Extracted data entries:
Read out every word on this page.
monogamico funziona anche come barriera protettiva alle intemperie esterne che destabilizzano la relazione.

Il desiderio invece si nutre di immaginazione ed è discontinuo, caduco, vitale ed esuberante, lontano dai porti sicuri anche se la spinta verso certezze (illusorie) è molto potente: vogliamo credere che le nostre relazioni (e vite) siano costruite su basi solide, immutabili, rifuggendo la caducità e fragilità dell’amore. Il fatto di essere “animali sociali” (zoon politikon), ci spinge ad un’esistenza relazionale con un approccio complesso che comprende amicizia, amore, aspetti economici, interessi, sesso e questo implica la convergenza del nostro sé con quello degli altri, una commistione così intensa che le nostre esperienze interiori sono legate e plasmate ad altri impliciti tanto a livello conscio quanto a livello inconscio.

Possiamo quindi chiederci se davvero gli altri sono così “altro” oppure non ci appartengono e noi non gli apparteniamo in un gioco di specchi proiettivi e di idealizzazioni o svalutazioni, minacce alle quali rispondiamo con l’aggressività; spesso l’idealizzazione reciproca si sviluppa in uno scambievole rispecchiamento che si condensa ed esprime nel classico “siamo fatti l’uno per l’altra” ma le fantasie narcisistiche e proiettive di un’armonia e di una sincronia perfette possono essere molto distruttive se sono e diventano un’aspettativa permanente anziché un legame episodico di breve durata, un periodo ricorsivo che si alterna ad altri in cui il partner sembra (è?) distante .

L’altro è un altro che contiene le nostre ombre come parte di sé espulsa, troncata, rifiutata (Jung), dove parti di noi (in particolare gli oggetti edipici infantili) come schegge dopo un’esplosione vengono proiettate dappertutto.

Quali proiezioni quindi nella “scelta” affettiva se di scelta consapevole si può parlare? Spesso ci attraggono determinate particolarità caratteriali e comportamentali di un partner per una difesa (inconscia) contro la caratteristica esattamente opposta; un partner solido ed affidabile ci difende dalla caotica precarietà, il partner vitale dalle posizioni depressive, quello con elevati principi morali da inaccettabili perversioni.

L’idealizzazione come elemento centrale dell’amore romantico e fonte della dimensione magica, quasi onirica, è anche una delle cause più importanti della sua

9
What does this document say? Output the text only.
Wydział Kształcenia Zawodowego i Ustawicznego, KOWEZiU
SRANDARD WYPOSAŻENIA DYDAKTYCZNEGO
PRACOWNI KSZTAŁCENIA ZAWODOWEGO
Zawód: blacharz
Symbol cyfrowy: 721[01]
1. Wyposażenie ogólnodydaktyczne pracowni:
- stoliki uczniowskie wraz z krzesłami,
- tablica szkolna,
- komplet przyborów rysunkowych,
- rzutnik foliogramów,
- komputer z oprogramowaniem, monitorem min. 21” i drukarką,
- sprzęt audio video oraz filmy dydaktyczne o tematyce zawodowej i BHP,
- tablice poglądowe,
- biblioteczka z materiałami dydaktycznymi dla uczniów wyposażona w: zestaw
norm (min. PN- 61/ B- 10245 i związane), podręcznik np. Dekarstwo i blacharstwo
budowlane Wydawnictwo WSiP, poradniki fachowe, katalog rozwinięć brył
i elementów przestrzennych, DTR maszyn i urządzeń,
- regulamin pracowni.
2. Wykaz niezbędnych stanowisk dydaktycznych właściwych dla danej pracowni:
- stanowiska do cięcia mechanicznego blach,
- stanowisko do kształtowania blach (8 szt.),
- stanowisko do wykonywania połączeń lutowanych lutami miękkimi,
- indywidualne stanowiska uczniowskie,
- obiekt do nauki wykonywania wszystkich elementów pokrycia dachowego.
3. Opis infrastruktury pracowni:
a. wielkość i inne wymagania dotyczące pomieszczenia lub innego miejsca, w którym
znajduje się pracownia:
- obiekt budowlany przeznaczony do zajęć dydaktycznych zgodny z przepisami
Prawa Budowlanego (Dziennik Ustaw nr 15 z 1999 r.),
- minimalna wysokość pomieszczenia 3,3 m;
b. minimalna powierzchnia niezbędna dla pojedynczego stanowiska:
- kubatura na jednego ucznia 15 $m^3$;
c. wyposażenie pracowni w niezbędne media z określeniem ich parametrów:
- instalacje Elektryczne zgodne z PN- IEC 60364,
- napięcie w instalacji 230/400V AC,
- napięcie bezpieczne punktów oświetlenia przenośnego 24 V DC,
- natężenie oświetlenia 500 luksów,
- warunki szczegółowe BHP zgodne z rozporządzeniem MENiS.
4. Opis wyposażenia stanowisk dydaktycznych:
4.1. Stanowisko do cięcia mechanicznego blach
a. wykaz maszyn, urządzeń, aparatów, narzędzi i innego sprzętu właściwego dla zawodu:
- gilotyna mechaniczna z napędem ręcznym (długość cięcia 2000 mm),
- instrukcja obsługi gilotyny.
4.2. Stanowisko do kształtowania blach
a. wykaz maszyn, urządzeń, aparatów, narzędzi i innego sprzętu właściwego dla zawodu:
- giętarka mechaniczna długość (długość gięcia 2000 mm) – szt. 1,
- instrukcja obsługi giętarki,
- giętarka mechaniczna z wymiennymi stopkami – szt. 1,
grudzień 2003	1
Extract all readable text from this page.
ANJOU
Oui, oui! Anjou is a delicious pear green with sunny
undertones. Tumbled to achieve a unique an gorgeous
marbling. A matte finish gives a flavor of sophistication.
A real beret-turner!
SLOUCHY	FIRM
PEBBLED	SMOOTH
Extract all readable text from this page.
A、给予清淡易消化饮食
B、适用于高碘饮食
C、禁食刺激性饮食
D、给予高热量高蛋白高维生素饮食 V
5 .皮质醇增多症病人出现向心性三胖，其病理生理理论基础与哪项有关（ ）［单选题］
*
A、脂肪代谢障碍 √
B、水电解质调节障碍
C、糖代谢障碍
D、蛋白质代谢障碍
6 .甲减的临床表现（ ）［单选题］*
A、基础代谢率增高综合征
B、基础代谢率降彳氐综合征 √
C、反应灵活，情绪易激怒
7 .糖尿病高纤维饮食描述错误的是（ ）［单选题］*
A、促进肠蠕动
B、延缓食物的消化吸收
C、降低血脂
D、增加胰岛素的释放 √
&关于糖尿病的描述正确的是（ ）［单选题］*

▶ **Problem to work on**: Emit the records above again, exactly, with no line skipped.

▶ **Answer in full**:
Read out every word on this page.
monogamico funziona anche come barriera protettiva alle intemperie esterne che destabilizzano la relazione.

Il desiderio invece si nutre di immaginazione ed è discontinuo, caduco, vitale ed esuberante, lontano dai porti sicuri anche se la spinta verso certezze (illusorie) è molto potente: vogliamo credere che le nostre relazioni (e vite) siano costruite su basi solide, immutabili, rifuggendo la caducità e fragilità dell’amore. Il fatto di essere “animali sociali” (zoon politikon), ci spinge ad un’esistenza relazionale con un approccio complesso che comprende amicizia, amore, aspetti economici, interessi, sesso e questo implica la convergenza del nostro sé con quello degli altri, una commistione così intensa che le nostre esperienze interiori sono legate e plasmate ad altri impliciti tanto a livello conscio quanto a livello inconscio.

Possiamo quindi chiederci se davvero gli altri sono così “altro” oppure non ci appartengono e noi non gli apparteniamo in un gioco di specchi proiettivi e di idealizzazioni o svalutazioni, minacce alle quali rispondiamo con l’aggressività; spesso l’idealizzazione reciproca si sviluppa in uno scambievole rispecchiamento che si condensa ed esprime nel classico “siamo fatti l’uno per l’altra” ma le fantasie narcisistiche e proiettive di un’armonia e di una sincronia perfette possono essere molto distruttive se sono e diventano un’aspettativa permanente anziché un legame episodico di breve durata, un periodo ricorsivo che si alterna ad altri in cui il partner sembra (è?) distante .

L’altro è un altro che contiene le nostre ombre come parte di sé espulsa, troncata, rifiutata (Jung), dove parti di noi (in particolare gli oggetti edipici infantili) come schegge dopo un’esplosione vengono proiettate dappertutto.

Quali proiezioni quindi nella “scelta” affettiva se di scelta consapevole si può parlare? Spesso ci attraggono determinate particolarità caratteriali e comportamentali di un partner per una difesa (inconscia) contro la caratteristica esattamente opposta; un partner solido ed affidabile ci difende dalla caotica precarietà, il partner vitale dalle posizioni depressive, quello con elevati principi morali da inaccettabili perversioni.

L’idealizzazione come elemento centrale dell’amore romantico e fonte della dimensione magica, quasi onirica, è anche una delle cause più importanti della sua

9
What does this document say? Output the text only.
Wydział Kształcenia Zawodowego i Ustawicznego, KOWEZiU
SRANDARD WYPOSAŻENIA DYDAKTYCZNEGO
PRACOWNI KSZTAŁCENIA ZAWODOWEGO
Zawód: blacharz
Symbol cyfrowy: 721[01]
1. Wyposażenie ogólnodydaktyczne pracowni:
- stoliki uczniowskie wraz z krzesłami,
- tablica szkolna,
- komplet przyborów rysunkowych,
- rzutnik foliogramów,
- komputer z oprogramowaniem, monitorem min. 21” i drukarką,
- sprzęt audio video oraz filmy dydaktyczne o tematyce zawodowej i BHP,
- tablice poglądowe,
- biblioteczka z materiałami dydaktycznymi dla uczniów wyposażona w: zestaw
norm (min. PN- 61/ B- 10245 i związane), podręcznik np. Dekarstwo i blacharstwo
budowlane Wydawnictwo WSiP, poradniki fachowe, katalog rozwinięć brył
i elementów przestrzennych, DTR maszyn i urządzeń,
- regulamin pracowni.
2. Wykaz niezbędnych stanowisk dydaktycznych właściwych dla danej pracowni:
- stanowiska do cięcia mechanicznego blach,
- stanowisko do kształtowania blach (8 szt.),
- stanowisko do wykonywania połączeń lutowanych lutami miękkimi,
- indywidualne stanowiska uczniowskie,
- obiekt do nauki wykonywania wszystkich elementów pokrycia dachowego.
3. Opis infrastruktury pracowni:
a. wielkość i inne wymagania dotyczące pomieszczenia lub innego miejsca, w którym
znajduje się pracownia:
- obiekt budowlany przeznaczony do zajęć dydaktycznych zgodny z przepisami
Prawa Budowlanego (Dziennik Ustaw nr 15 z 1999 r.),
- minimalna wysokość pomieszczenia 3,3 m;
b. minimalna powierzchnia niezbędna dla pojedynczego stanowiska:
- kubatura na jednego ucznia 15 $m^3$;
c. wyposażenie pracowni w niezbędne media z określeniem ich parametrów:
- instalacje Elektryczne zgodne z PN- IEC 60364,
- napięcie w instalacji 230/400V AC,
- napięcie bezpieczne punktów oświetlenia przenośnego 24 V DC,
- natężenie oświetlenia 500 luksów,
- warunki szczegółowe BHP zgodne z rozporządzeniem MENiS.
4. Opis wyposażenia stanowisk dydaktycznych:
4.1. Stanowisko do cięcia mechanicznego blach
a. wykaz maszyn, urządzeń, aparatów, narzędzi i innego sprzętu właściwego dla zawodu:
- gilotyna mechaniczna z napędem ręcznym (długość cięcia 2000 mm),
- instrukcja obsługi gilotyny.
4.2. Stanowisko do kształtowania blach
a. wykaz maszyn, urządzeń, aparatów, narzędzi i innego sprzętu właściwego dla zawodu:
- giętarka mechaniczna długość (długość gięcia 2000 mm) – szt. 1,
- instrukcja obsługi giętarki,
- giętarka mechaniczna z wymiennymi stopkami – szt. 1,
grudzień 2003	1
Extract all readable text from this page.
ANJOU
Oui, oui! Anjou is a delicious pear green with sunny
undertones. Tumbled to achieve a unique an gorgeous
marbling. A matte finish gives a flavor of sophistication.
A real beret-turner!
SLOUCHY	FIRM
PEBBLED	SMOOTH
Extract all readable text from this page.
A、给予清淡易消化饮食
B、适用于高碘饮食
C、禁食刺激性饮食
D、给予高热量高蛋白高维生素饮食 V
5 .皮质醇增多症病人出现向心性三胖，其病理生理理论基础与哪项有关（ ）［单选题］
*
A、脂肪代谢障碍 √
B、水电解质调节障碍
C、糖代谢障碍
D、蛋白质代谢障碍
6 .甲减的临床表现（ ）［单选题］*
A、基础代谢率增高综合征
B、基础代谢率降彳氐综合征 √
C、反应灵活，情绪易激怒
7 .糖尿病高纤维饮食描述错误的是（ ）［单选题］*
A、促进肠蠕动
B、延缓食物的消化吸收
C、降低血脂
D、增加胰岛素的释放 √
&关于糖尿病的描述正确的是（ ）［单选题］*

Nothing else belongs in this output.